What this task involves => Every line that contains the word "Problem" should be copied.

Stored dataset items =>
□ □ □ □

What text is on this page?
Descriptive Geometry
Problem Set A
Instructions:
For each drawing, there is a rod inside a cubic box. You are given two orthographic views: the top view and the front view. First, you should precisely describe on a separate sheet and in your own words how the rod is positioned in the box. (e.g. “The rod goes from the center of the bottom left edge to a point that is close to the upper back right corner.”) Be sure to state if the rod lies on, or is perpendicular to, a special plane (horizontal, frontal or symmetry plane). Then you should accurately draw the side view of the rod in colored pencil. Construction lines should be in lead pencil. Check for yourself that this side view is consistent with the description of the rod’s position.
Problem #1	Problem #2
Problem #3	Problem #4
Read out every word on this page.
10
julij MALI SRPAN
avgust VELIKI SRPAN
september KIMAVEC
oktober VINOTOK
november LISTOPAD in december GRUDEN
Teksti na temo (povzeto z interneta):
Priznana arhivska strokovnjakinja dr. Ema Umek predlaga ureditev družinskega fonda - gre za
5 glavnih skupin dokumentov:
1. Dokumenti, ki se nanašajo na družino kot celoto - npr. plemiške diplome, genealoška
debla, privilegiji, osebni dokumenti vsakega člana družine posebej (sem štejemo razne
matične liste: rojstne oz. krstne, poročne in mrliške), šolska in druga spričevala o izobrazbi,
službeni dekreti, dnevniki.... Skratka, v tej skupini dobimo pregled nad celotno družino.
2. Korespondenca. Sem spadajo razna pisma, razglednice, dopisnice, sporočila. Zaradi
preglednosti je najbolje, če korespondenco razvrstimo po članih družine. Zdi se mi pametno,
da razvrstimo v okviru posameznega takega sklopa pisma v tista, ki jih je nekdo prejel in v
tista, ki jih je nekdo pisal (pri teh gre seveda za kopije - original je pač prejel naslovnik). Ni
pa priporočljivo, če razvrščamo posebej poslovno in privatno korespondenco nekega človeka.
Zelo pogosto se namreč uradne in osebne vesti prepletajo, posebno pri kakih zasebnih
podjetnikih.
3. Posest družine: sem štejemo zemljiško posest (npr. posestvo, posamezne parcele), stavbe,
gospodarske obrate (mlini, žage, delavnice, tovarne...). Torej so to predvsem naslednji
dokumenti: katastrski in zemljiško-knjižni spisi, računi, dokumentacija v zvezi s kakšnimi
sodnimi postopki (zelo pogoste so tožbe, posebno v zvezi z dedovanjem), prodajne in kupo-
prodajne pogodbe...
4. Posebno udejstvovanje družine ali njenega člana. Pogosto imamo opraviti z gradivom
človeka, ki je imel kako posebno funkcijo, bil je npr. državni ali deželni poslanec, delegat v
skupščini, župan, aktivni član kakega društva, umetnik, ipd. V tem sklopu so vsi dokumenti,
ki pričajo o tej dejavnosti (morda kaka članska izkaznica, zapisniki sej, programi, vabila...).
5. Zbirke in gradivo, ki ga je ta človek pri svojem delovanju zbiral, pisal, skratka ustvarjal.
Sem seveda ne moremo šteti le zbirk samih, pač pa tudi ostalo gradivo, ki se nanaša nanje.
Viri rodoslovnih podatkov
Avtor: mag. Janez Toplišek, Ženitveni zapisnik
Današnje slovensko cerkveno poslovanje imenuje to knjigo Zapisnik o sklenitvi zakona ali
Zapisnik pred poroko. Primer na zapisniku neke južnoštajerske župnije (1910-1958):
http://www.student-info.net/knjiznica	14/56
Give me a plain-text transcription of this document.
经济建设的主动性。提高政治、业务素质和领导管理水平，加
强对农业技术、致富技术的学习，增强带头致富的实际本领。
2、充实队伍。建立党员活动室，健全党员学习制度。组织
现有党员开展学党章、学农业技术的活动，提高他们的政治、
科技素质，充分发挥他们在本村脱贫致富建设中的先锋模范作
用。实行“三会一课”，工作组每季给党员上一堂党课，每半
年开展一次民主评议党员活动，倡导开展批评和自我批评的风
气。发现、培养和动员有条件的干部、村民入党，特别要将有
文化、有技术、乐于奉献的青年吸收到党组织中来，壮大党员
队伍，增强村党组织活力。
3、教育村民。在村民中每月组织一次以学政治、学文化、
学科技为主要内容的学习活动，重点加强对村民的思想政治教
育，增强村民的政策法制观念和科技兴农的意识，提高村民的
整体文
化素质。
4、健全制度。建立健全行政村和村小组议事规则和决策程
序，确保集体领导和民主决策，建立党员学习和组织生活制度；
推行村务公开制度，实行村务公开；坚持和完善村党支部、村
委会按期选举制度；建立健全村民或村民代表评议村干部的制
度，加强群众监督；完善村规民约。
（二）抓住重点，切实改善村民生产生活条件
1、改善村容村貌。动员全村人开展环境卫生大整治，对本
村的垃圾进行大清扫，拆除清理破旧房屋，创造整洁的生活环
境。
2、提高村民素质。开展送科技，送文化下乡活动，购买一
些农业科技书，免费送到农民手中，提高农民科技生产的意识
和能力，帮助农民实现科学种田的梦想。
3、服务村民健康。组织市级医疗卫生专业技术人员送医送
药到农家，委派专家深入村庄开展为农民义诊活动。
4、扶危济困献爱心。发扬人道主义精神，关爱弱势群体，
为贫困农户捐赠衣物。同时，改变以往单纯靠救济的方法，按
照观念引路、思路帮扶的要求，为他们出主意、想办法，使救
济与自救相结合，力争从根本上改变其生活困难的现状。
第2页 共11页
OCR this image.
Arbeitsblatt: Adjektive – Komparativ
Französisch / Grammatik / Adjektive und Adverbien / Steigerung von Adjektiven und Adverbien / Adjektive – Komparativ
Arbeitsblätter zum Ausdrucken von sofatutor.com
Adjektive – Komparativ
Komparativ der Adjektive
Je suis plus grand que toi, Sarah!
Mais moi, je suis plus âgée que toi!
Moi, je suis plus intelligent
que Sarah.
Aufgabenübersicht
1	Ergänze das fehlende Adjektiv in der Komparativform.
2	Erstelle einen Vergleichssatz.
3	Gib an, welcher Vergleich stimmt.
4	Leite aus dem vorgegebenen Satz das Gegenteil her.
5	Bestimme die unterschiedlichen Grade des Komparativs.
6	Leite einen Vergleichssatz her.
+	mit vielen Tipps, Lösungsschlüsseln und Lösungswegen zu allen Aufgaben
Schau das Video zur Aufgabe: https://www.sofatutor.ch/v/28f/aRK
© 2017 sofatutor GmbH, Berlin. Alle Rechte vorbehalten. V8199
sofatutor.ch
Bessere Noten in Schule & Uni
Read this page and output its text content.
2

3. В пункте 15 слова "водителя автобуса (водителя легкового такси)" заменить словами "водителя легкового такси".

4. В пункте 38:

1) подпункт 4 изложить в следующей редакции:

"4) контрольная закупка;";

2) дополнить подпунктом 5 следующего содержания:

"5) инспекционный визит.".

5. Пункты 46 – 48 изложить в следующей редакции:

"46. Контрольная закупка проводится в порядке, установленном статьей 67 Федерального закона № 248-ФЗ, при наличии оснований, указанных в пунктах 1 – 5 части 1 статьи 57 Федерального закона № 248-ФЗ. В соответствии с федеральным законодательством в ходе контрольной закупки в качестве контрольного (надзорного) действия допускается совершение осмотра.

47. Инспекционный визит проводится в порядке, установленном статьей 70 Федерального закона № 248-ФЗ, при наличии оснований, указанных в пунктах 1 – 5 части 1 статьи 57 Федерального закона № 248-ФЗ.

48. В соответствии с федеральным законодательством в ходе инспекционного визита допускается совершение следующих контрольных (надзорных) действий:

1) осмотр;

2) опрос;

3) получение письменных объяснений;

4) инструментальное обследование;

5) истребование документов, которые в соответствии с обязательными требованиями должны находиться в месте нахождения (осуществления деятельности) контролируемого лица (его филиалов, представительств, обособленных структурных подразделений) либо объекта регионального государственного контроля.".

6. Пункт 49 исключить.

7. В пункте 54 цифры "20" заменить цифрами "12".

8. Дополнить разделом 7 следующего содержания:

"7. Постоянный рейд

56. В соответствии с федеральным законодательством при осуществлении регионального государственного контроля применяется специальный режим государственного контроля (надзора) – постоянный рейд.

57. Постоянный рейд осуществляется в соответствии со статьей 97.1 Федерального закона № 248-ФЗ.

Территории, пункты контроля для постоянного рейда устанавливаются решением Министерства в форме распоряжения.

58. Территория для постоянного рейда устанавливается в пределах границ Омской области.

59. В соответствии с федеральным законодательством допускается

□ □ □ □

Completed exercise =>
Problem Set A
Problem #1	Problem #2
Problem #3	Problem #4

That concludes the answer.